═══ SELECTION ═══

Canstruction (Nov.02-15)
Brookfield Place | Battery Park City / 10AM-8PM, FREE
“This annual cans-for-a-cause competition pits architecture teams against each other to create larger-than-life Pop Art–installations using more than 120,000 cans of nonperishable food, all in the name of ending hunger (every can is donated to City Harvest). Head down to Brookfield Place to see the unveiling of these engineering spectacles, all built overnight after months of planning, and check back to see if your favorite takes home any titles in judges’ categories like Best Use of Labels, Best Meal and Structural Ingenuity. Admission is free, but do your part by bringing the suggested donation of one canned good per person.” (TONY)

White Light Festival (through Nov.18)
“Lincoln Center’s annual White Light Festival, integrating performances from around the world in a cross-cultural extravaganza, will play six venues across the city.

The festival will include performances of Waiting for Godot from Ireland’s Druid Theatre Company, directed by Tony-winning director Garry Hynes—the first female to win a Tony Award for direction of a play.

Belgian choreographer Sidi Larbi Cherkaoui brings Sutra to the stage, featuring martial arts from China’s Shaolin monks. Hip-hop, contemporary dance, and aerial work combine in the presentation of Borderline by Company Wang Ramirez. The U.S. premiere of Blak Whyte Gray, a mix of hip-hop and African-inspired movement, makes its way from across the pond to the Lincoln Center stage, as well as the U.S. premiere of Kaija Saariaho’s chamber opera Only the Sound Remains, directed by Peter Sellars and starring Philippe Jaroussky and Davóne Tines.”

═══

* WORK INSTRUCTIONS *
(a) From the event listings, write out the passage from "White Light Festival (through" up to and including "direction of a play.".
(b) List every titled work that the event listings name as part of the White Light Festival.
(c) According to the event listings, what is the suggested donation for visiting Canstruction?

═══ DATA EXCERPT ═══

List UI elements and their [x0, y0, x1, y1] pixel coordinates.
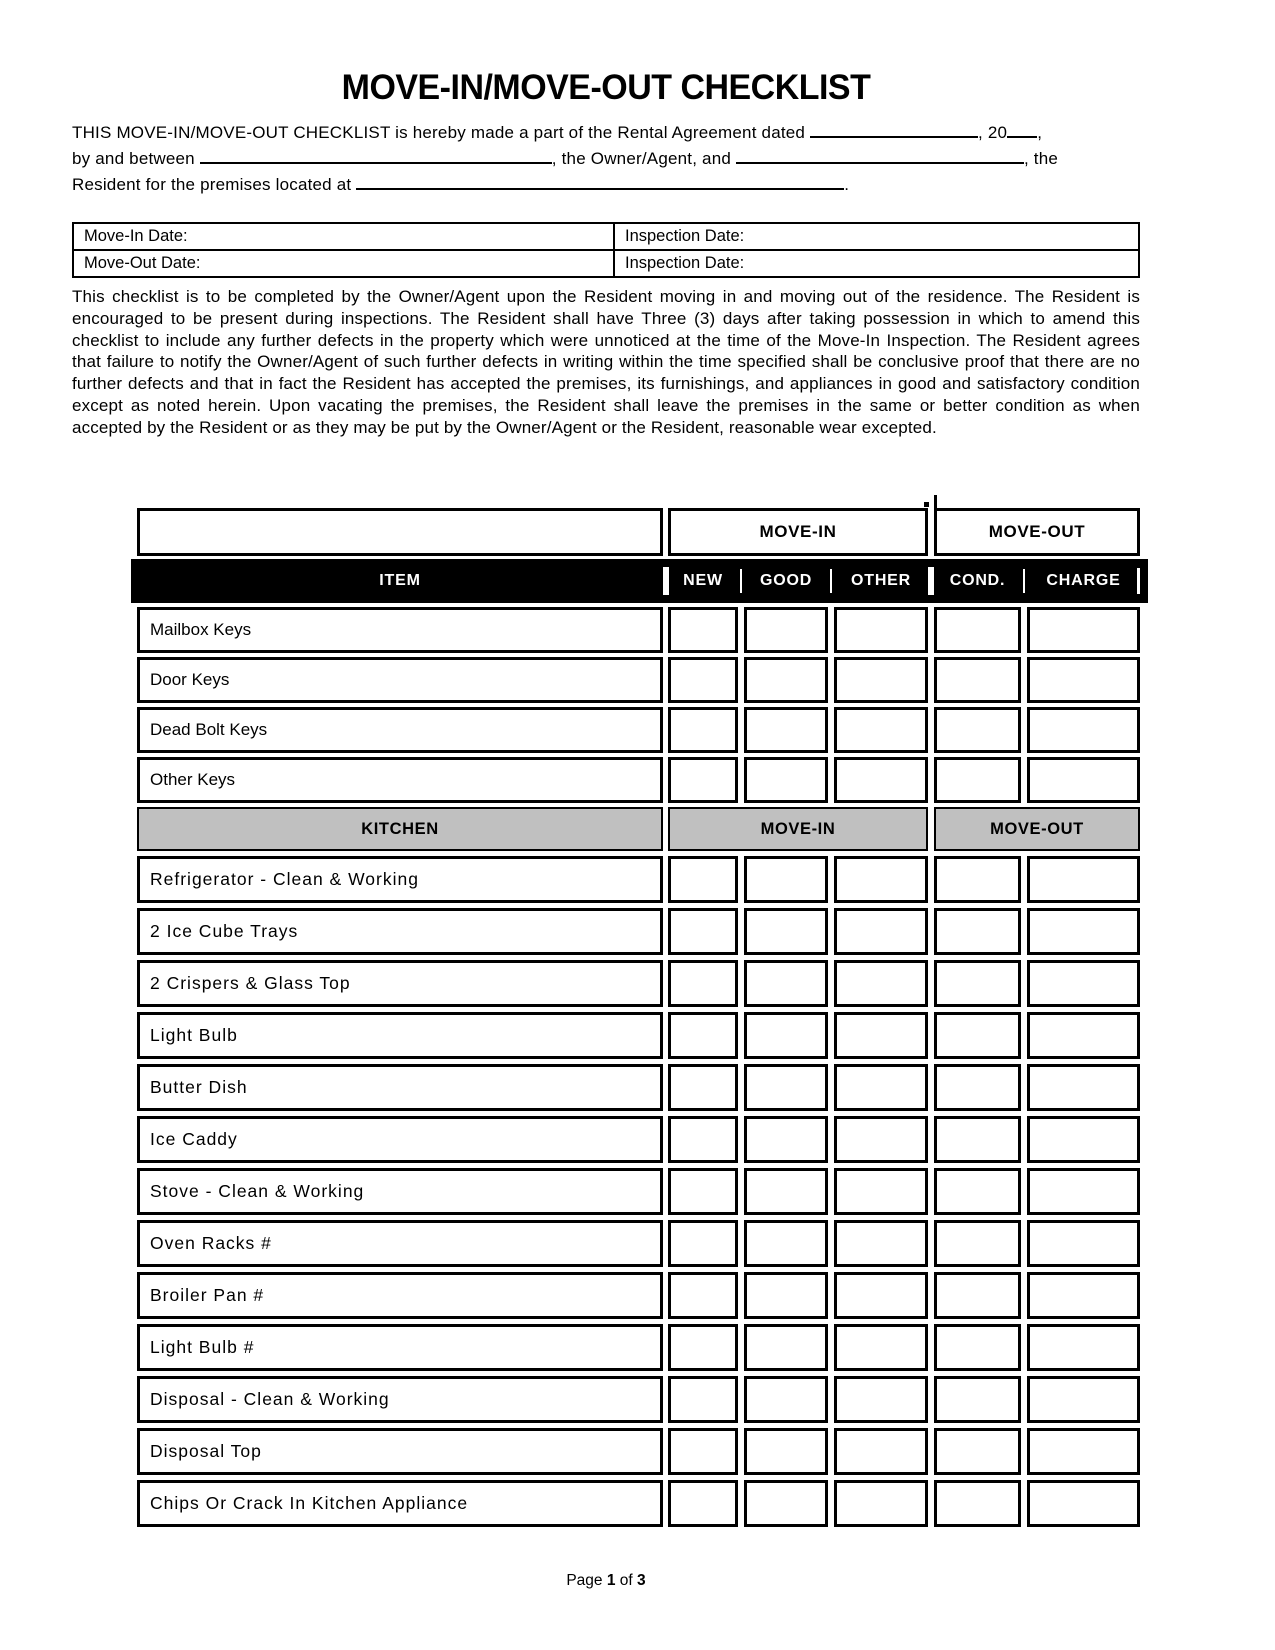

═══

* FULL SOLUTIONS *
(a)
White Light Festival (through Nov.18)
“Lincoln Center’s annual White Light Festival, integrating performances from around the world in a cross-cultural extravaganza, will play six venues across the city.

The festival will include performances of Waiting for Godot from Ireland’s Druid Theatre Company, directed by Tony-winning director Garry Hynes—the first female to win a Tony Award for direction of a play.

(b)
Waiting for Godot
Sutra
Borderline
Blak Whyte Gray
Only the Sound Remains

(c) One canned good per person.